» **Description of the task**
If a record holds a picture, leave the picture out and repeat everything else exactly.

» **Supplied information**
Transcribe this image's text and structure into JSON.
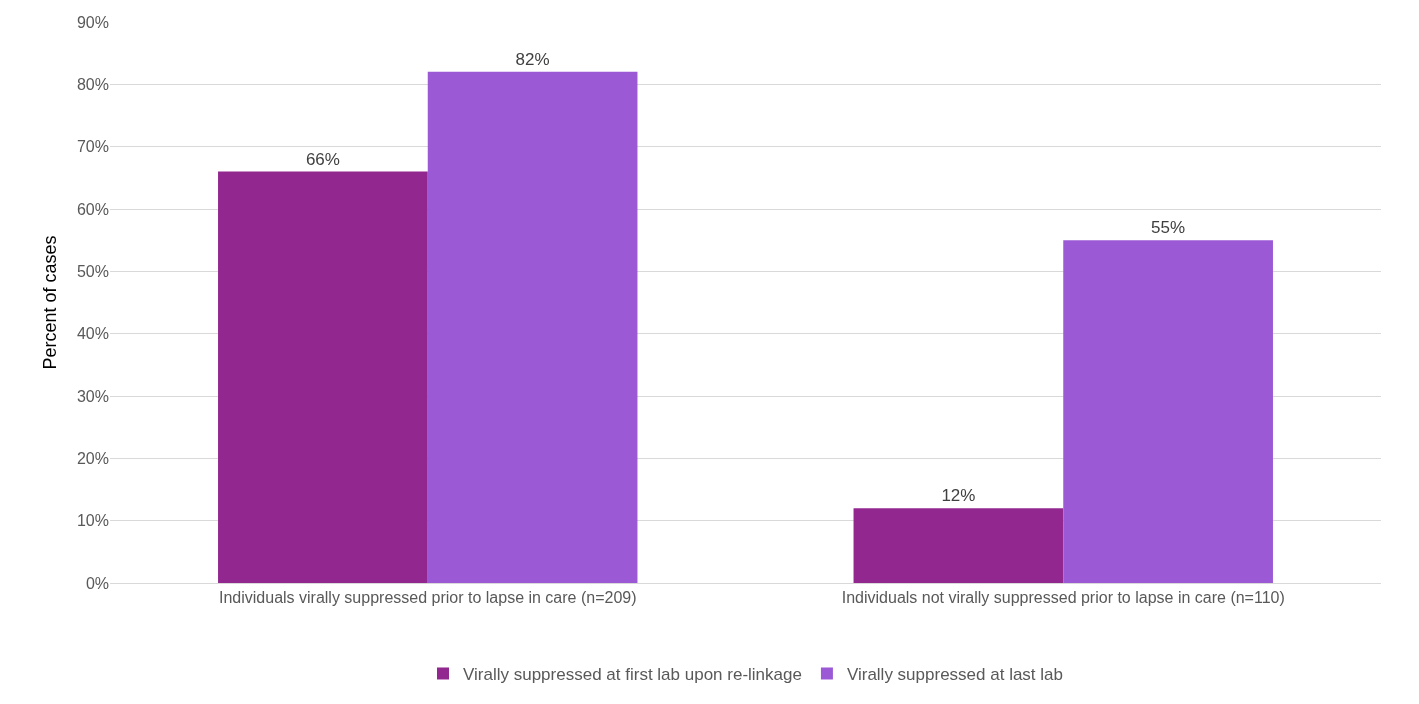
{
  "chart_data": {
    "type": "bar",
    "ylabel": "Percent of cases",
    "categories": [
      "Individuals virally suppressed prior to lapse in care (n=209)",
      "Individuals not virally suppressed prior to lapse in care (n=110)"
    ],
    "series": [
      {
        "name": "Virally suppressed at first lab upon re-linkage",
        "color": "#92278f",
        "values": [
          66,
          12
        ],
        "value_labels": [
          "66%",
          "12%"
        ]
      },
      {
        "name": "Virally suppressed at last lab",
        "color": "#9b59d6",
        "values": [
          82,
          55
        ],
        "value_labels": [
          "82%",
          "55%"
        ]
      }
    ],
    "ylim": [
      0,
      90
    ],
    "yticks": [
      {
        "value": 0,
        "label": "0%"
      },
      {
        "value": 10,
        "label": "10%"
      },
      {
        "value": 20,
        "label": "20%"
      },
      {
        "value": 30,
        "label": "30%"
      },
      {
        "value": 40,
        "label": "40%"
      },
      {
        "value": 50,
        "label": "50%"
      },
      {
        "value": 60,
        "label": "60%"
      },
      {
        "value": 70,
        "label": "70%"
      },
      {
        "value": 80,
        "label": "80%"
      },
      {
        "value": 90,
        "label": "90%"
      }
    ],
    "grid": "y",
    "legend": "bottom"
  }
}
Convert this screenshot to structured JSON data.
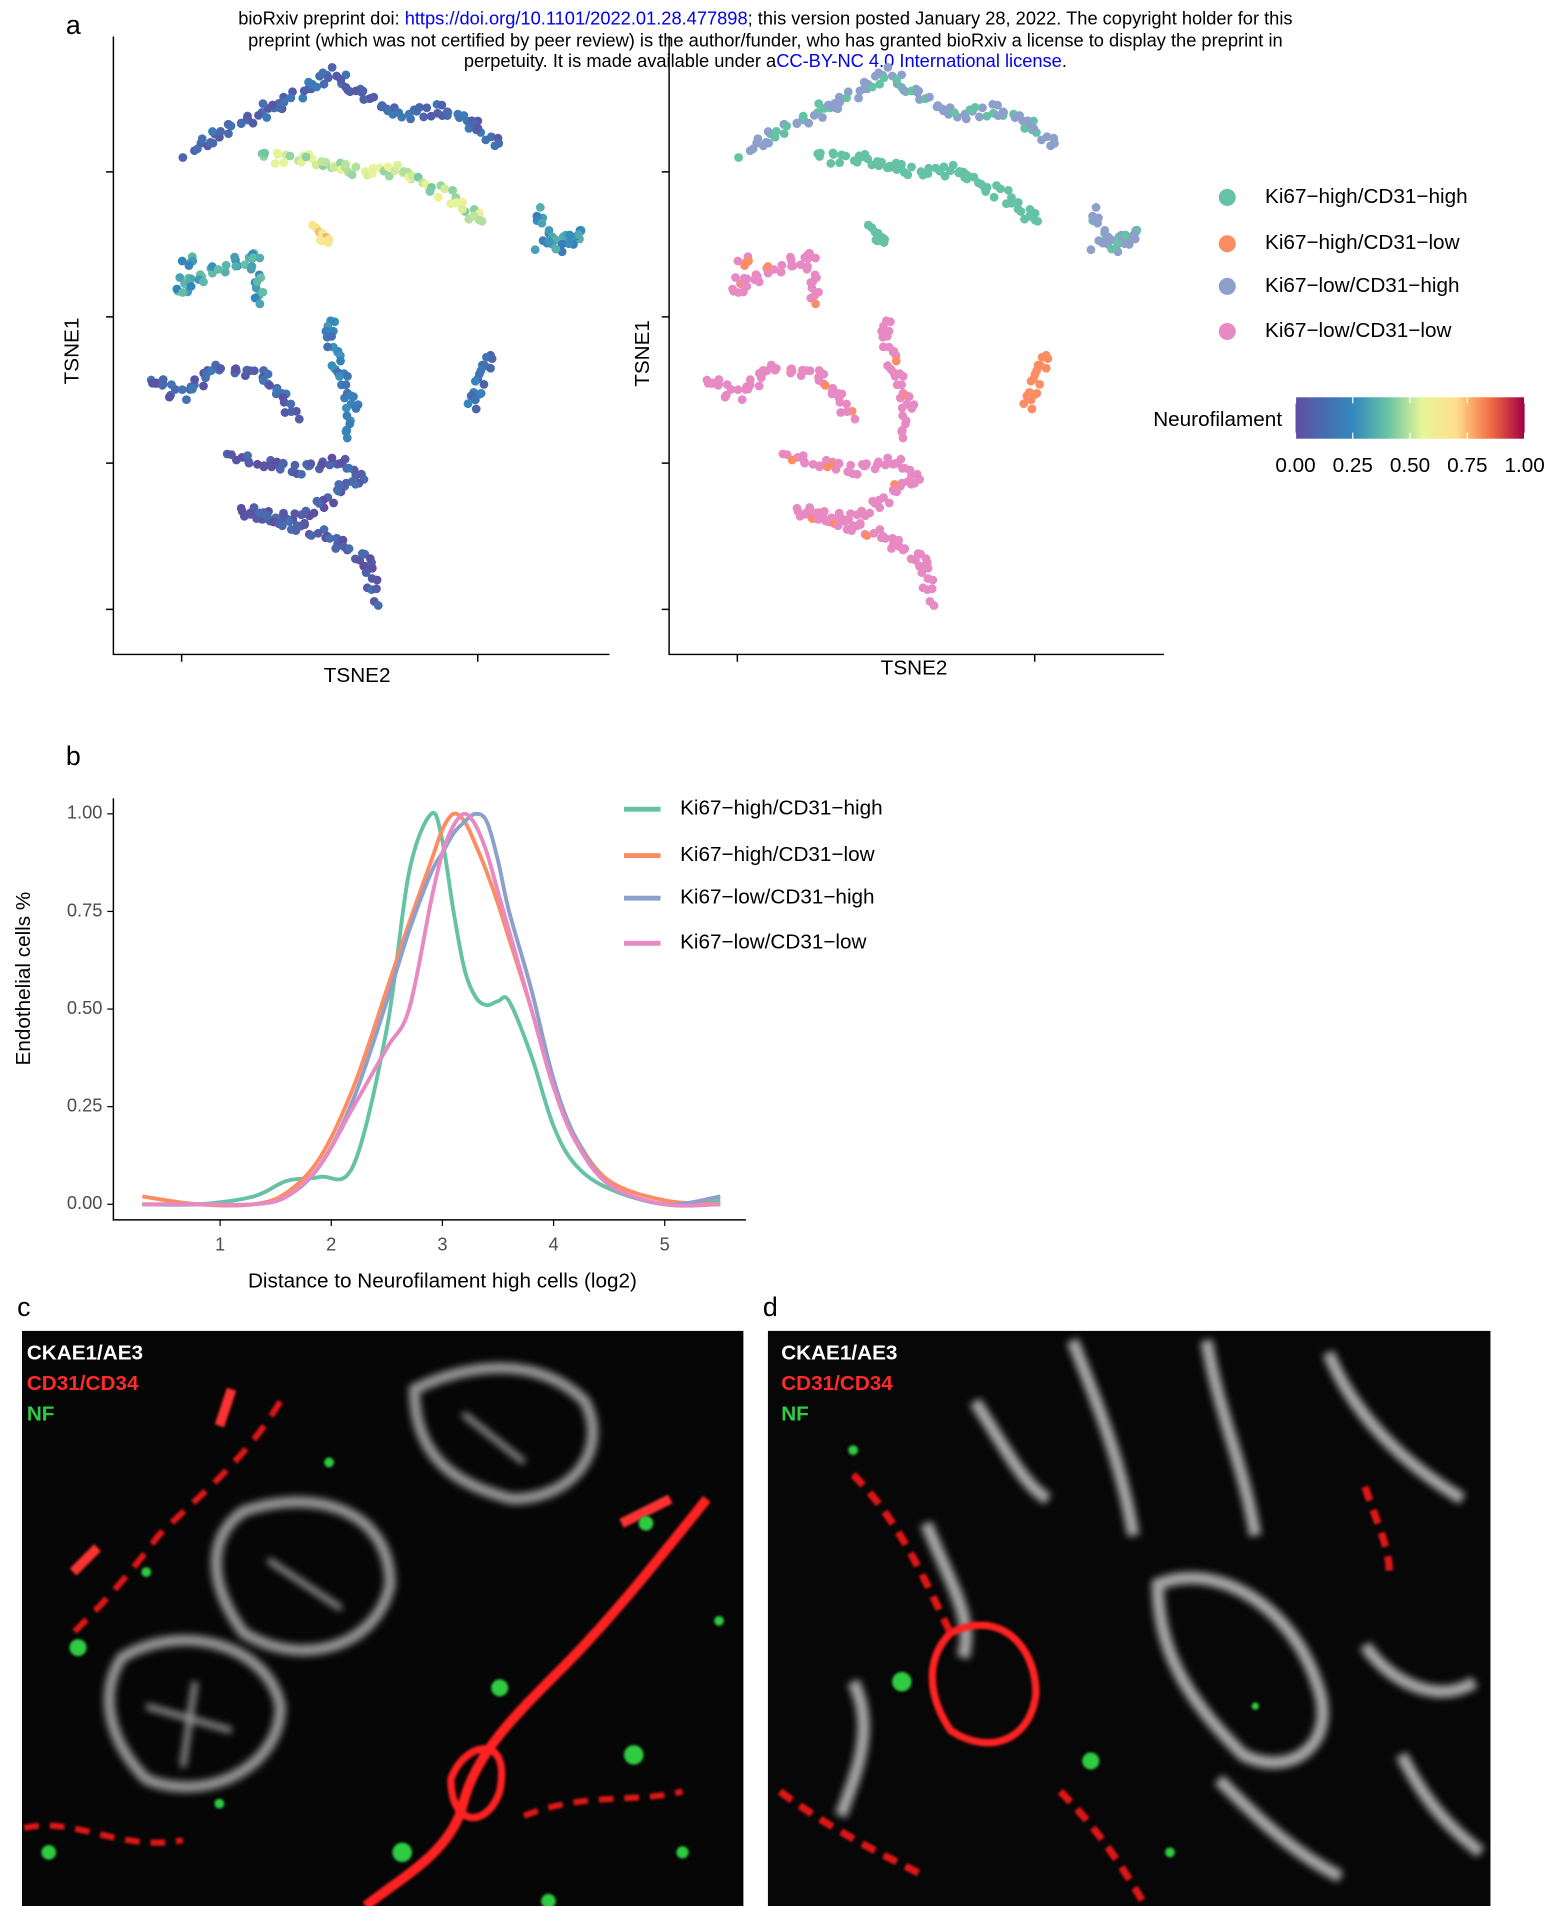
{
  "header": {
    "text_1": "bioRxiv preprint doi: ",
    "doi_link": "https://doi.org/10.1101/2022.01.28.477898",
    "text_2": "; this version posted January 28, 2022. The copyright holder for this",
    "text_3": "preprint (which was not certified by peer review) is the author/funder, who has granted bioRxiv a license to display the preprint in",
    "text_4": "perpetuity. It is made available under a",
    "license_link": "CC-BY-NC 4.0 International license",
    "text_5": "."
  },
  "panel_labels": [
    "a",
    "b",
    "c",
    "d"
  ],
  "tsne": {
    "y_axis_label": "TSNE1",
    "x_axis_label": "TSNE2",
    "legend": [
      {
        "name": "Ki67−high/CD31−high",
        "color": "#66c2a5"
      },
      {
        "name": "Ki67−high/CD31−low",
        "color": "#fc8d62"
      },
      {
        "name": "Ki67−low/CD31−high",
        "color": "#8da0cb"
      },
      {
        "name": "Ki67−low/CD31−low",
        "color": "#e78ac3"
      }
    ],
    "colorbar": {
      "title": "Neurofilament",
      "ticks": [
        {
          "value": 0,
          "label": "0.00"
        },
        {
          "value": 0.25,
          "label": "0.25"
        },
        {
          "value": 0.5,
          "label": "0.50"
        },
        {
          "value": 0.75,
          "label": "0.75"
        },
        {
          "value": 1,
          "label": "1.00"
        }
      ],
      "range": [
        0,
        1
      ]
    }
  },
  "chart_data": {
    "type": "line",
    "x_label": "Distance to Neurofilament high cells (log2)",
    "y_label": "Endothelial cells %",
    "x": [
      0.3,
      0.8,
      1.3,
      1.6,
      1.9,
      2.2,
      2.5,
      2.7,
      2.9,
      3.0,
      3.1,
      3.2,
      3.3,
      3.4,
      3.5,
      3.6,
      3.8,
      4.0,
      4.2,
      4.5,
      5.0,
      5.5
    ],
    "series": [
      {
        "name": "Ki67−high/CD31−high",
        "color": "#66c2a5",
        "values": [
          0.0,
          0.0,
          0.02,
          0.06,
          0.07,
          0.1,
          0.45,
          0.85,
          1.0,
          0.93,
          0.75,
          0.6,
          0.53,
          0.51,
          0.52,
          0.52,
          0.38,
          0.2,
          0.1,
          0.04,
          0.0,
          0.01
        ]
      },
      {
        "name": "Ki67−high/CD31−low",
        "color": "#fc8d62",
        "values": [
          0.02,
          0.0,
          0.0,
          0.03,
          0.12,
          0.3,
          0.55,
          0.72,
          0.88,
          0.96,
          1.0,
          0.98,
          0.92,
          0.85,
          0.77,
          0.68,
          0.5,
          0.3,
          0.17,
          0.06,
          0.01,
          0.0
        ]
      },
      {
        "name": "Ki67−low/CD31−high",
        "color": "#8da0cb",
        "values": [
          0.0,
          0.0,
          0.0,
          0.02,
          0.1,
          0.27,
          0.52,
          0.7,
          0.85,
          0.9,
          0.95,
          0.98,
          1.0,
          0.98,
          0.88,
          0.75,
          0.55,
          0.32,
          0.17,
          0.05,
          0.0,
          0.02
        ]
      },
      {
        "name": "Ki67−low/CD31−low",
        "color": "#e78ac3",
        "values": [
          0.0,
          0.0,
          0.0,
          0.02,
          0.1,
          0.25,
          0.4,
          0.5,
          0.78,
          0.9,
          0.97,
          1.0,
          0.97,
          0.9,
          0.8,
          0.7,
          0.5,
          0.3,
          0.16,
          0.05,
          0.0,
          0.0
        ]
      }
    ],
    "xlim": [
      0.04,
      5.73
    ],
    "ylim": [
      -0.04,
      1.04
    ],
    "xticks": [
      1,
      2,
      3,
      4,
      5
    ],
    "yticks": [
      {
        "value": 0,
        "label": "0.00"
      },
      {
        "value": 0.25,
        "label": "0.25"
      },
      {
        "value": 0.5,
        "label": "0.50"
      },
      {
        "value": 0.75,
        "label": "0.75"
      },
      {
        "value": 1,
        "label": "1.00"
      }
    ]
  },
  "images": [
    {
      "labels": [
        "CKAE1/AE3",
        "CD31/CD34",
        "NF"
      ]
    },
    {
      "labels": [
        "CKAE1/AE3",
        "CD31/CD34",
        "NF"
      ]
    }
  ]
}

» **Reply**
Transcribe this image's text and structure into JSON.
{
  "chart_data": {
    "type": "bar",
    "ylabel": "Percent of cases",
    "categories": [
      "Individuals virally suppressed prior to lapse in care (n=209)",
      "Individuals not virally suppressed prior to lapse in care (n=110)"
    ],
    "series": [
      {
        "name": "Virally suppressed at first lab upon re-linkage",
        "color": "#92278f",
        "values": [
          66,
          12
        ],
        "value_labels": [
          "66%",
          "12%"
        ]
      },
      {
        "name": "Virally suppressed at last lab",
        "color": "#9b59d6",
        "values": [
          82,
          55
        ],
        "value_labels": [
          "82%",
          "55%"
        ]
      }
    ],
    "ylim": [
      0,
      90
    ],
    "yticks": [
      {
        "value": 0,
        "label": "0%"
      },
      {
        "value": 10,
        "label": "10%"
      },
      {
        "value": 20,
        "label": "20%"
      },
      {
        "value": 30,
        "label": "30%"
      },
      {
        "value": 40,
        "label": "40%"
      },
      {
        "value": 50,
        "label": "50%"
      },
      {
        "value": 60,
        "label": "60%"
      },
      {
        "value": 70,
        "label": "70%"
      },
      {
        "value": 80,
        "label": "80%"
      },
      {
        "value": 90,
        "label": "90%"
      }
    ],
    "grid": "y",
    "legend": "bottom"
  }
}
Convert this screenshot to structured JSON data.
{
  "header": {
    "text_1": "bioRxiv preprint doi: ",
    "doi_link": "https://doi.org/10.1101/2022.01.28.477898",
    "text_2": "; this version posted January 28, 2022. The copyright holder for this",
    "text_3": "preprint (which was not certified by peer review) is the author/funder, who has granted bioRxiv a license to display the preprint in",
    "text_4": "perpetuity. It is made available under a",
    "license_link": "CC-BY-NC 4.0 International license",
    "text_5": "."
  },
  "panel_labels": [
    "a",
    "b",
    "c",
    "d"
  ],
  "tsne": {
    "y_axis_label": "TSNE1",
    "x_axis_label": "TSNE2",
    "legend": [
      {
        "name": "Ki67−high/CD31−high",
        "color": "#66c2a5"
      },
      {
        "name": "Ki67−high/CD31−low",
        "color": "#fc8d62"
      },
      {
        "name": "Ki67−low/CD31−high",
        "color": "#8da0cb"
      },
      {
        "name": "Ki67−low/CD31−low",
        "color": "#e78ac3"
      }
    ],
    "colorbar": {
      "title": "Neurofilament",
      "ticks": [
        {
          "value": 0,
          "label": "0.00"
        },
        {
          "value": 0.25,
          "label": "0.25"
        },
        {
          "value": 0.5,
          "label": "0.50"
        },
        {
          "value": 0.75,
          "label": "0.75"
        },
        {
          "value": 1,
          "label": "1.00"
        }
      ],
      "range": [
        0,
        1
      ]
    }
  },
  "chart_data": {
    "type": "line",
    "x_label": "Distance to Neurofilament high cells (log2)",
    "y_label": "Endothelial cells %",
    "x": [
      0.3,
      0.8,
      1.3,
      1.6,
      1.9,
      2.2,
      2.5,
      2.7,
      2.9,
      3.0,
      3.1,
      3.2,
      3.3,
      3.4,
      3.5,
      3.6,
      3.8,
      4.0,
      4.2,
      4.5,
      5.0,
      5.5
    ],
    "series": [
      {
        "name": "Ki67−high/CD31−high",
        "color": "#66c2a5",
        "values": [
          0.0,
          0.0,
          0.02,
          0.06,
          0.07,
          0.1,
          0.45,
          0.85,
          1.0,
          0.93,
          0.75,
          0.6,
          0.53,
          0.51,
          0.52,
          0.52,
          0.38,
          0.2,
          0.1,
          0.04,
          0.0,
          0.01
        ]
      },
      {
        "name": "Ki67−high/CD31−low",
        "color": "#fc8d62",
        "values": [
          0.02,
          0.0,
          0.0,
          0.03,
          0.12,
          0.3,
          0.55,
          0.72,
          0.88,
          0.96,
          1.0,
          0.98,
          0.92,
          0.85,
          0.77,
          0.68,
          0.5,
          0.3,
          0.17,
          0.06,
          0.01,
          0.0
        ]
      },
      {
        "name": "Ki67−low/CD31−high",
        "color": "#8da0cb",
        "values": [
          0.0,
          0.0,
          0.0,
          0.02,
          0.1,
          0.27,
          0.52,
          0.7,
          0.85,
          0.9,
          0.95,
          0.98,
          1.0,
          0.98,
          0.88,
          0.75,
          0.55,
          0.32,
          0.17,
          0.05,
          0.0,
          0.02
        ]
      },
      {
        "name": "Ki67−low/CD31−low",
        "color": "#e78ac3",
        "values": [
          0.0,
          0.0,
          0.0,
          0.02,
          0.1,
          0.25,
          0.4,
          0.5,
          0.78,
          0.9,
          0.97,
          1.0,
          0.97,
          0.9,
          0.8,
          0.7,
          0.5,
          0.3,
          0.16,
          0.05,
          0.0,
          0.0
        ]
      }
    ],
    "xlim": [
      0.04,
      5.73
    ],
    "ylim": [
      -0.04,
      1.04
    ],
    "xticks": [
      1,
      2,
      3,
      4,
      5
    ],
    "yticks": [
      {
        "value": 0,
        "label": "0.00"
      },
      {
        "value": 0.25,
        "label": "0.25"
      },
      {
        "value": 0.5,
        "label": "0.50"
      },
      {
        "value": 0.75,
        "label": "0.75"
      },
      {
        "value": 1,
        "label": "1.00"
      }
    ]
  },
  "images": [
    {
      "labels": [
        "CKAE1/AE3",
        "CD31/CD34",
        "NF"
      ]
    },
    {
      "labels": [
        "CKAE1/AE3",
        "CD31/CD34",
        "NF"
      ]
    }
  ]
}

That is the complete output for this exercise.